--- START Dataset records ---
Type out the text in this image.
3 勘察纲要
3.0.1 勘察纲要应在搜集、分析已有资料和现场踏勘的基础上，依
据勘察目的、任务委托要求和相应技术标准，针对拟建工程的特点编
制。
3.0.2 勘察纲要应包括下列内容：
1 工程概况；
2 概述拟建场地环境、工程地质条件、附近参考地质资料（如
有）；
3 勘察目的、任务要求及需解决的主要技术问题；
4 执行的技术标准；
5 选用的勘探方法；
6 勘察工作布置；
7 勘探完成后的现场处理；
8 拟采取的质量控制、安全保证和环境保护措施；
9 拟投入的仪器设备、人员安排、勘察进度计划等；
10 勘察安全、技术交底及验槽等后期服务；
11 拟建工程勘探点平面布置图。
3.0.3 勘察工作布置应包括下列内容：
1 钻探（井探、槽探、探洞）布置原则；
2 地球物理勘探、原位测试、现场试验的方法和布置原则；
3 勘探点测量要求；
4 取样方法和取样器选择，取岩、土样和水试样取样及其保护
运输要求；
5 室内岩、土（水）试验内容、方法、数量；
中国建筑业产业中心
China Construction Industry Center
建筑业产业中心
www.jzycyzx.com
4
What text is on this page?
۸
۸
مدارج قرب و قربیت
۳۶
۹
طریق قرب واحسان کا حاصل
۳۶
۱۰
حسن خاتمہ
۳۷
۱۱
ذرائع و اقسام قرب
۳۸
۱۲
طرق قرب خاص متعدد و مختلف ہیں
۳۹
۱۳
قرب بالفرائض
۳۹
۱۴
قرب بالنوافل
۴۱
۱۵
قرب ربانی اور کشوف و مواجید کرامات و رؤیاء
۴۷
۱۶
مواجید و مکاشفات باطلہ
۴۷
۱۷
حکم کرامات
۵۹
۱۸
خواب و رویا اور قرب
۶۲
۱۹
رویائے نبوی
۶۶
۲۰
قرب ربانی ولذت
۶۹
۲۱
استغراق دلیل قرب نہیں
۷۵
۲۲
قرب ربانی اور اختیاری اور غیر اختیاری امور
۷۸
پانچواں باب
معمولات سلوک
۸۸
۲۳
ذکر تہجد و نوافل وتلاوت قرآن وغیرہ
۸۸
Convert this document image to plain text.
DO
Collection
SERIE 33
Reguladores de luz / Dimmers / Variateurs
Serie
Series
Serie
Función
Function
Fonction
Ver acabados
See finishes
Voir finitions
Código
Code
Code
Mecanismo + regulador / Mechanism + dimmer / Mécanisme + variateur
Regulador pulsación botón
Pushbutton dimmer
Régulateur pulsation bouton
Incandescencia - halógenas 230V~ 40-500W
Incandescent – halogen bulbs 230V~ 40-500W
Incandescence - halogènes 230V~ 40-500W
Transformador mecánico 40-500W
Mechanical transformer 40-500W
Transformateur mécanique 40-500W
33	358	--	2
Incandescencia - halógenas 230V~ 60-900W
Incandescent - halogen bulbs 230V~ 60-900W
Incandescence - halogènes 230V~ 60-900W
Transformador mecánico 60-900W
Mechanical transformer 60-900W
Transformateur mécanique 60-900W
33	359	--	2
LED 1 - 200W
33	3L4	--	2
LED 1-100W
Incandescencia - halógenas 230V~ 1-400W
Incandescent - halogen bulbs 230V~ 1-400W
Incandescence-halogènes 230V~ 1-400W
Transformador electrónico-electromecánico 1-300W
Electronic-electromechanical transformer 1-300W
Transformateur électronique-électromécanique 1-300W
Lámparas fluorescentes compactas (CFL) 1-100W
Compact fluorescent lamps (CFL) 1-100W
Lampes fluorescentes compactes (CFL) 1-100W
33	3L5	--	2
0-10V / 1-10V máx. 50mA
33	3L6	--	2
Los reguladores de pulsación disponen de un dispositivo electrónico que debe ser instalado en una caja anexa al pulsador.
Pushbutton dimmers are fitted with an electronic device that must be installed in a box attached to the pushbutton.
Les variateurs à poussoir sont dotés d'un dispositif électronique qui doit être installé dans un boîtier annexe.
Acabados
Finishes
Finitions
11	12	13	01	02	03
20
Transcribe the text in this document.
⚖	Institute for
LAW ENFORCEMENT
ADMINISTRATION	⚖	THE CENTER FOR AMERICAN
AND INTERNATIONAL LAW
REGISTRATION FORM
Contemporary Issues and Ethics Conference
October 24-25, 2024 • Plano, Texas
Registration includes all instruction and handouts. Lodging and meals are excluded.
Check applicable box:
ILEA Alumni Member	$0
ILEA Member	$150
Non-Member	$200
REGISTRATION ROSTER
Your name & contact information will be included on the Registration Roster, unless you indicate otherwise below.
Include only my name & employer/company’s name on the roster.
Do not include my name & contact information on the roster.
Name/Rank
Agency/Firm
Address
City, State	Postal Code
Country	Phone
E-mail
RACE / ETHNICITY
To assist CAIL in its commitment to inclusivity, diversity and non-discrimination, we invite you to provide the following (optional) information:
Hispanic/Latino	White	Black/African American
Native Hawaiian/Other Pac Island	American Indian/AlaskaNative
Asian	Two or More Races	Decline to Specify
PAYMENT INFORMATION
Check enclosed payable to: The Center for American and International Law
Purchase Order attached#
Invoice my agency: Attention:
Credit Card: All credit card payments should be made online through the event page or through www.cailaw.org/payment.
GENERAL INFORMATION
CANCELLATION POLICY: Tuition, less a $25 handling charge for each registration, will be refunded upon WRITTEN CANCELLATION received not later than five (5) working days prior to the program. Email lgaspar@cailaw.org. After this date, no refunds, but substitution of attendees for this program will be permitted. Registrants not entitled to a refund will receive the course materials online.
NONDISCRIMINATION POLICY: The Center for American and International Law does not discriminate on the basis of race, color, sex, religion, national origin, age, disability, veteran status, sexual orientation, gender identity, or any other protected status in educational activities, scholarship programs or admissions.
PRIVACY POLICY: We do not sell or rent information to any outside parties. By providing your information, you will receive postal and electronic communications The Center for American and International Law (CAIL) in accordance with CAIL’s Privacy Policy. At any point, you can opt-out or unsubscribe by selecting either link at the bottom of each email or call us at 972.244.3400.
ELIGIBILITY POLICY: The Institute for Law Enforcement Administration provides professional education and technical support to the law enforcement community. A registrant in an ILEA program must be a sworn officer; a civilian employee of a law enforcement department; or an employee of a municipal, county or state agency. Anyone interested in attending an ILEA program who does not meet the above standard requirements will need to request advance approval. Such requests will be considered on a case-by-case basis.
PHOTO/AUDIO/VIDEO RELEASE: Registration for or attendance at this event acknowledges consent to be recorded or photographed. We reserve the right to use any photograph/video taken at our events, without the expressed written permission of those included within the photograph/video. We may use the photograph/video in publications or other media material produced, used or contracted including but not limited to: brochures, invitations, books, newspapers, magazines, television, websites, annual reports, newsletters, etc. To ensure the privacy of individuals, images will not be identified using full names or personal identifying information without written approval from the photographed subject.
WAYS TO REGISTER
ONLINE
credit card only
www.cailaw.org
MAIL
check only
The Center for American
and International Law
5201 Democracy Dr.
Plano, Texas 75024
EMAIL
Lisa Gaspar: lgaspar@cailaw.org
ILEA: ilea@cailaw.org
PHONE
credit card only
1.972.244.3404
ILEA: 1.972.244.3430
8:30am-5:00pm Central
--- END Dataset records ---
**What you need to do:** Write out each line of the data above again, exactly as given.

**Finished task:**
Type out the text in this image.
3 勘察纲要
3.0.1 勘察纲要应在搜集、分析已有资料和现场踏勘的基础上，依
据勘察目的、任务委托要求和相应技术标准，针对拟建工程的特点编
制。
3.0.2 勘察纲要应包括下列内容：
1 工程概况；
2 概述拟建场地环境、工程地质条件、附近参考地质资料（如
有）；
3 勘察目的、任务要求及需解决的主要技术问题；
4 执行的技术标准；
5 选用的勘探方法；
6 勘察工作布置；
7 勘探完成后的现场处理；
8 拟采取的质量控制、安全保证和环境保护措施；
9 拟投入的仪器设备、人员安排、勘察进度计划等；
10 勘察安全、技术交底及验槽等后期服务；
11 拟建工程勘探点平面布置图。
3.0.3 勘察工作布置应包括下列内容：
1 钻探（井探、槽探、探洞）布置原则；
2 地球物理勘探、原位测试、现场试验的方法和布置原则；
3 勘探点测量要求；
4 取样方法和取样器选择，取岩、土样和水试样取样及其保护
运输要求；
5 室内岩、土（水）试验内容、方法、数量；
中国建筑业产业中心
China Construction Industry Center
建筑业产业中心
www.jzycyzx.com
4
What text is on this page?
۸
۸
مدارج قرب و قربیت
۳۶
۹
طریق قرب واحسان کا حاصل
۳۶
۱۰
حسن خاتمہ
۳۷
۱۱
ذرائع و اقسام قرب
۳۸
۱۲
طرق قرب خاص متعدد و مختلف ہیں
۳۹
۱۳
قرب بالفرائض
۳۹
۱۴
قرب بالنوافل
۴۱
۱۵
قرب ربانی اور کشوف و مواجید کرامات و رؤیاء
۴۷
۱۶
مواجید و مکاشفات باطلہ
۴۷
۱۷
حکم کرامات
۵۹
۱۸
خواب و رویا اور قرب
۶۲
۱۹
رویائے نبوی
۶۶
۲۰
قرب ربانی ولذت
۶۹
۲۱
استغراق دلیل قرب نہیں
۷۵
۲۲
قرب ربانی اور اختیاری اور غیر اختیاری امور
۷۸
پانچواں باب
معمولات سلوک
۸۸
۲۳
ذکر تہجد و نوافل وتلاوت قرآن وغیرہ
۸۸
Convert this document image to plain text.
DO
Collection
SERIE 33
Reguladores de luz / Dimmers / Variateurs
Serie
Series
Serie
Función
Function
Fonction
Ver acabados
See finishes
Voir finitions
Código
Code
Code
Mecanismo + regulador / Mechanism + dimmer / Mécanisme + variateur
Regulador pulsación botón
Pushbutton dimmer
Régulateur pulsation bouton
Incandescencia - halógenas 230V~ 40-500W
Incandescent – halogen bulbs 230V~ 40-500W
Incandescence - halogènes 230V~ 40-500W
Transformador mecánico 40-500W
Mechanical transformer 40-500W
Transformateur mécanique 40-500W
33	358	--	2
Incandescencia - halógenas 230V~ 60-900W
Incandescent - halogen bulbs 230V~ 60-900W
Incandescence - halogènes 230V~ 60-900W
Transformador mecánico 60-900W
Mechanical transformer 60-900W
Transformateur mécanique 60-900W
33	359	--	2
LED 1 - 200W
33	3L4	--	2
LED 1-100W
Incandescencia - halógenas 230V~ 1-400W
Incandescent - halogen bulbs 230V~ 1-400W
Incandescence-halogènes 230V~ 1-400W
Transformador electrónico-electromecánico 1-300W
Electronic-electromechanical transformer 1-300W
Transformateur électronique-électromécanique 1-300W
Lámparas fluorescentes compactas (CFL) 1-100W
Compact fluorescent lamps (CFL) 1-100W
Lampes fluorescentes compactes (CFL) 1-100W
33	3L5	--	2
0-10V / 1-10V máx. 50mA
33	3L6	--	2
Los reguladores de pulsación disponen de un dispositivo electrónico que debe ser instalado en una caja anexa al pulsador.
Pushbutton dimmers are fitted with an electronic device that must be installed in a box attached to the pushbutton.
Les variateurs à poussoir sont dotés d'un dispositif électronique qui doit être installé dans un boîtier annexe.
Acabados
Finishes
Finitions
11	12	13	01	02	03
20
Transcribe the text in this document.
⚖	Institute for
LAW ENFORCEMENT
ADMINISTRATION	⚖	THE CENTER FOR AMERICAN
AND INTERNATIONAL LAW
REGISTRATION FORM
Contemporary Issues and Ethics Conference
October 24-25, 2024 • Plano, Texas
Registration includes all instruction and handouts. Lodging and meals are excluded.
Check applicable box:
ILEA Alumni Member	$0
ILEA Member	$150
Non-Member	$200
REGISTRATION ROSTER
Your name & contact information will be included on the Registration Roster, unless you indicate otherwise below.
Include only my name & employer/company’s name on the roster.
Do not include my name & contact information on the roster.
Name/Rank
Agency/Firm
Address
City, State	Postal Code
Country	Phone
E-mail
RACE / ETHNICITY
To assist CAIL in its commitment to inclusivity, diversity and non-discrimination, we invite you to provide the following (optional) information:
Hispanic/Latino	White	Black/African American
Native Hawaiian/Other Pac Island	American Indian/AlaskaNative
Asian	Two or More Races	Decline to Specify
PAYMENT INFORMATION
Check enclosed payable to: The Center for American and International Law
Purchase Order attached#
Invoice my agency: Attention:
Credit Card: All credit card payments should be made online through the event page or through www.cailaw.org/payment.
GENERAL INFORMATION
CANCELLATION POLICY: Tuition, less a $25 handling charge for each registration, will be refunded upon WRITTEN CANCELLATION received not later than five (5) working days prior to the program. Email lgaspar@cailaw.org. After this date, no refunds, but substitution of attendees for this program will be permitted. Registrants not entitled to a refund will receive the course materials online.
NONDISCRIMINATION POLICY: The Center for American and International Law does not discriminate on the basis of race, color, sex, religion, national origin, age, disability, veteran status, sexual orientation, gender identity, or any other protected status in educational activities, scholarship programs or admissions.
PRIVACY POLICY: We do not sell or rent information to any outside parties. By providing your information, you will receive postal and electronic communications The Center for American and International Law (CAIL) in accordance with CAIL’s Privacy Policy. At any point, you can opt-out or unsubscribe by selecting either link at the bottom of each email or call us at 972.244.3400.
ELIGIBILITY POLICY: The Institute for Law Enforcement Administration provides professional education and technical support to the law enforcement community. A registrant in an ILEA program must be a sworn officer; a civilian employee of a law enforcement department; or an employee of a municipal, county or state agency. Anyone interested in attending an ILEA program who does not meet the above standard requirements will need to request advance approval. Such requests will be considered on a case-by-case basis.
PHOTO/AUDIO/VIDEO RELEASE: Registration for or attendance at this event acknowledges consent to be recorded or photographed. We reserve the right to use any photograph/video taken at our events, without the expressed written permission of those included within the photograph/video. We may use the photograph/video in publications or other media material produced, used or contracted including but not limited to: brochures, invitations, books, newspapers, magazines, television, websites, annual reports, newsletters, etc. To ensure the privacy of individuals, images will not be identified using full names or personal identifying information without written approval from the photographed subject.
WAYS TO REGISTER
ONLINE
credit card only
www.cailaw.org
MAIL
check only
The Center for American
and International Law
5201 Democracy Dr.
Plano, Texas 75024
EMAIL
Lisa Gaspar: lgaspar@cailaw.org
ILEA: ilea@cailaw.org
PHONE
credit card only
1.972.244.3404
ILEA: 1.972.244.3430
8:30am-5:00pm Central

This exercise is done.